[Begin DATA SECTION]

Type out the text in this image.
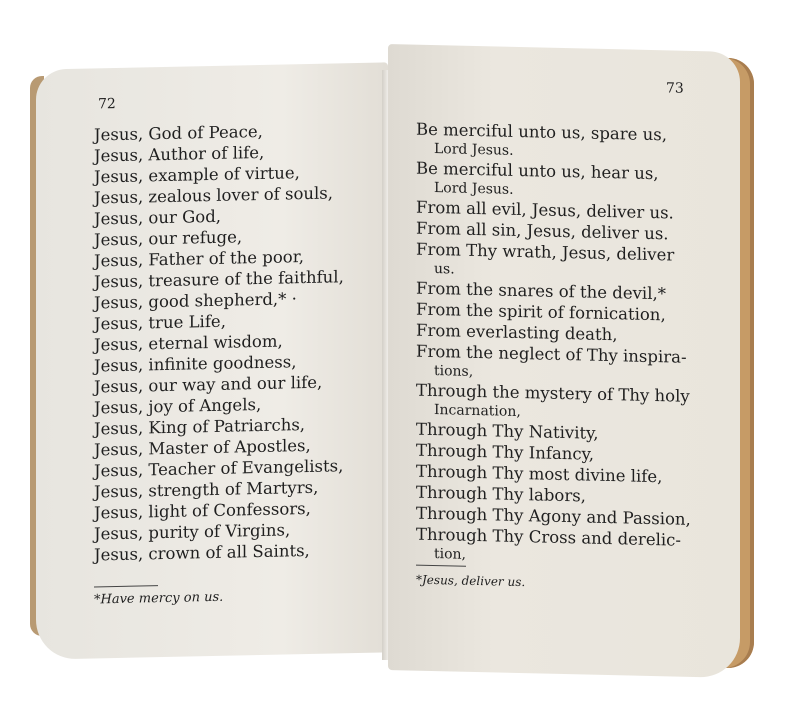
72
Jesus, God of Peace,
Jesus, Author of life,
Jesus, example of virtue,
Jesus, zealous lover of souls,
Jesus, our God,
Jesus, our refuge,
Jesus, Father of the poor,
Jesus, treasure of the faithful,
Jesus, good shepherd,* ·
Jesus, true Life,
Jesus, eternal wisdom,
Jesus, infinite goodness,
Jesus, our way and our life,
Jesus, joy of Angels,
Jesus, King of Patriarchs,
Jesus, Master of Apostles,
Jesus, Teacher of Evangelists,
Jesus, strength of Martyrs,
Jesus, light of Confessors,
Jesus, purity of Virgins,
Jesus, crown of all Saints,
*Have mercy on us.
73
Be merciful unto us, spare us,
Lord Jesus.
Be merciful unto us, hear us,
Lord Jesus.
From all evil, Jesus, deliver us.
From all sin, Jesus, deliver us.
From Thy wrath, Jesus, deliver
us.
From the snares of the devil,*
From the spirit of fornication,
From everlasting death,
From the neglect of Thy inspira-
tions,
Through the mystery of Thy holy
Incarnation,
Through Thy Nativity,
Through Thy Infancy,
Through Thy most divine life,
Through Thy labors,
Through Thy Agony and Passion,
Through Thy Cross and derelic-
tion,
*Jesus, deliver us.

[End DATA SECTION]

WHAT IS REQUIRED
Only lines with "From" are wanted here; list each of them.

SOLVED EXERCISE
From all evil, Jesus, deliver us.
From all sin, Jesus, deliver us.
From Thy wrath, Jesus, deliver
From the snares of the devil,*
From the spirit of fornication,
From everlasting death,
From the neglect of Thy inspira-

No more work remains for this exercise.